Exercise instructions: Your task is to copy the listing exactly, with the pictures left out.

Raw records:

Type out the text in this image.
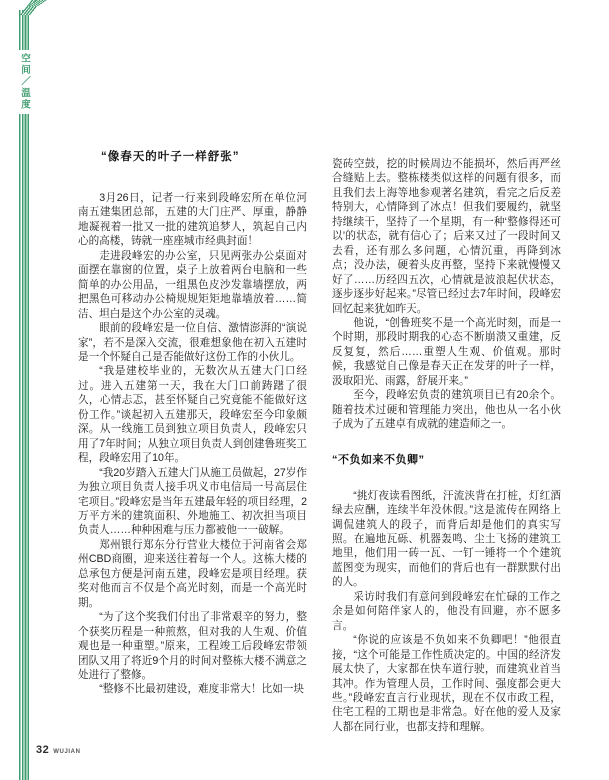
空间／温度
“像春天的叶子一样舒张”

3月26日，记者一行来到段峰宏所在单位河南五建集团总部，五建的大门庄严、厚重，静静地凝视着一批又一批的建筑追梦人，筑起自己内心的高楼，铸就一座座城市经典封面！

走进段峰宏的办公室，只见两张办公桌面对面摆在靠窗的位置，桌子上放着两台电脑和一些简单的办公用品，一组黑色皮沙发靠墙摆放，两把黑色可移动办公椅规规矩矩地靠墙放着……简洁、坦白是这个办公室的灵魂。

眼前的段峰宏是一位自信、激情澎湃的“演说家”，若不是深入交流，很难想象他在初入五建时是一个怀疑自己是否能做好这份工作的小伙儿。

“我是建校毕业的，无数次从五建大门口经过。进入五建第一天，我在大门口前踌躇了很久，心情忐忑，甚至怀疑自己究竟能不能做好这份工作。”谈起初入五建那天，段峰宏至今印象颇深。从一线施工员到独立项目负责人，段峰宏只用了7年时间；从独立项目负责人到创建鲁班奖工程，段峰宏用了10年。

“我20岁踏入五建大门从施工员做起，27岁作为独立项目负责人接手巩义市电信局一号高层住宅项目。”段峰宏是当年五建最年轻的项目经理，2万平方米的建筑面积、外地施工、初次担当项目负责人……种种困难与压力都被他一一破解。

郑州银行郑东分行营业大楼位于河南省会郑州CBD商圈，迎来送往着每一个人。这栋大楼的总承包方便是河南五建，段峰宏是项目经理。获奖对他而言不仅是个高光时刻，而是一个高光时期。

“为了这个奖我们付出了非常艰辛的努力，整个获奖历程是一种煎熬，但对我的人生观、价值观也是一种重塑。”原来，工程竣工后段峰宏带领团队又用了将近9个月的时间对整栋大楼不满意之处进行了整修。

“整修不比最初建设，难度非常大！比如一块

瓷砖空鼓，挖的时候周边不能损坏，然后再严丝合缝贴上去。整栋楼类似这样的问题有很多，而且我们去上海等地参观著名建筑，看完之后反差特别大，心情降到了冰点！但我们要履约，就坚持继续干，坚持了一个星期，有一种‘整修得还可以’的状态，就有信心了；后来又过了一段时间又去看，还有那么多问题，心情沉重，再降到冰点；没办法，硬着头皮再整，坚持下来就慢慢又好了……历经四五次，心情就是波浪起伏状态，逐步逐步好起来。”尽管已经过去7年时间，段峰宏回忆起来犹如昨天。

他说，“创鲁班奖不是一个高光时刻，而是一个时期，那段时期我的心态不断崩溃又重建，反反复复，然后……重塑人生观、价值观。那时候，我感觉自己像是春天正在发芽的叶子一样，汲取阳光、雨露，舒展开来。”

至今，段峰宏负责的建筑项目已有20余个。随着技术过硬和管理能力突出，他也从一名小伙子成为了五建卓有成就的建造师之一。

“不负如来不负卿”

“挑灯夜读看图纸，汗流浃背在打桩，灯红酒绿去应酬，连续半年没休假。”这是流传在网络上调侃建筑人的段子，而背后却是他们的真实写照。在遍地瓦砾、机器轰鸣、尘土飞扬的建筑工地里，他们用一砖一瓦、一钉一锤将一个个建筑蓝图变为现实，而他们的背后也有一群默默付出的人。

采访时我们有意问到段峰宏在忙碌的工作之余是如何陪伴家人的，他没有回避，亦不愿多言。

“你说的应该是不负如来不负卿吧！”他很直接，“这个可能是工作性质决定的。中国的经济发展太快了，大家都在快车道行驶，而建筑业首当其冲。作为管理人员，工作时间、强度都会更大些。”段峰宏直言行业现状，现在不仅市政工程，住宅工程的工期也是非常急。好在他的爱人及家人都在同行业，也都支持和理解。

32 WUJIAN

Complete output:
Type out the text in this image.
空间／温度
“像春天的叶子一样舒张”

3月26日，记者一行来到段峰宏所在单位河南五建集团总部，五建的大门庄严、厚重，静静地凝视着一批又一批的建筑追梦人，筑起自己内心的高楼，铸就一座座城市经典封面！

走进段峰宏的办公室，只见两张办公桌面对面摆在靠窗的位置，桌子上放着两台电脑和一些简单的办公用品，一组黑色皮沙发靠墙摆放，两把黑色可移动办公椅规规矩矩地靠墙放着……简洁、坦白是这个办公室的灵魂。

眼前的段峰宏是一位自信、激情澎湃的“演说家”，若不是深入交流，很难想象他在初入五建时是一个怀疑自己是否能做好这份工作的小伙儿。

“我是建校毕业的，无数次从五建大门口经过。进入五建第一天，我在大门口前踌躇了很久，心情忐忑，甚至怀疑自己究竟能不能做好这份工作。”谈起初入五建那天，段峰宏至今印象颇深。从一线施工员到独立项目负责人，段峰宏只用了7年时间；从独立项目负责人到创建鲁班奖工程，段峰宏用了10年。

“我20岁踏入五建大门从施工员做起，27岁作为独立项目负责人接手巩义市电信局一号高层住宅项目。”段峰宏是当年五建最年轻的项目经理，2万平方米的建筑面积、外地施工、初次担当项目负责人……种种困难与压力都被他一一破解。

郑州银行郑东分行营业大楼位于河南省会郑州CBD商圈，迎来送往着每一个人。这栋大楼的总承包方便是河南五建，段峰宏是项目经理。获奖对他而言不仅是个高光时刻，而是一个高光时期。

“为了这个奖我们付出了非常艰辛的努力，整个获奖历程是一种煎熬，但对我的人生观、价值观也是一种重塑。”原来，工程竣工后段峰宏带领团队又用了将近9个月的时间对整栋大楼不满意之处进行了整修。

“整修不比最初建设，难度非常大！比如一块

瓷砖空鼓，挖的时候周边不能损坏，然后再严丝合缝贴上去。整栋楼类似这样的问题有很多，而且我们去上海等地参观著名建筑，看完之后反差特别大，心情降到了冰点！但我们要履约，就坚持继续干，坚持了一个星期，有一种‘整修得还可以’的状态，就有信心了；后来又过了一段时间又去看，还有那么多问题，心情沉重，再降到冰点；没办法，硬着头皮再整，坚持下来就慢慢又好了……历经四五次，心情就是波浪起伏状态，逐步逐步好起来。”尽管已经过去7年时间，段峰宏回忆起来犹如昨天。

他说，“创鲁班奖不是一个高光时刻，而是一个时期，那段时期我的心态不断崩溃又重建，反反复复，然后……重塑人生观、价值观。那时候，我感觉自己像是春天正在发芽的叶子一样，汲取阳光、雨露，舒展开来。”

至今，段峰宏负责的建筑项目已有20余个。随着技术过硬和管理能力突出，他也从一名小伙子成为了五建卓有成就的建造师之一。

“不负如来不负卿”

“挑灯夜读看图纸，汗流浃背在打桩，灯红酒绿去应酬，连续半年没休假。”这是流传在网络上调侃建筑人的段子，而背后却是他们的真实写照。在遍地瓦砾、机器轰鸣、尘土飞扬的建筑工地里，他们用一砖一瓦、一钉一锤将一个个建筑蓝图变为现实，而他们的背后也有一群默默付出的人。

采访时我们有意问到段峰宏在忙碌的工作之余是如何陪伴家人的，他没有回避，亦不愿多言。

“你说的应该是不负如来不负卿吧！”他很直接，“这个可能是工作性质决定的。中国的经济发展太快了，大家都在快车道行驶，而建筑业首当其冲。作为管理人员，工作时间、强度都会更大些。”段峰宏直言行业现状，现在不仅市政工程，住宅工程的工期也是非常急。好在他的爱人及家人都在同行业，也都支持和理解。

32 WUJIAN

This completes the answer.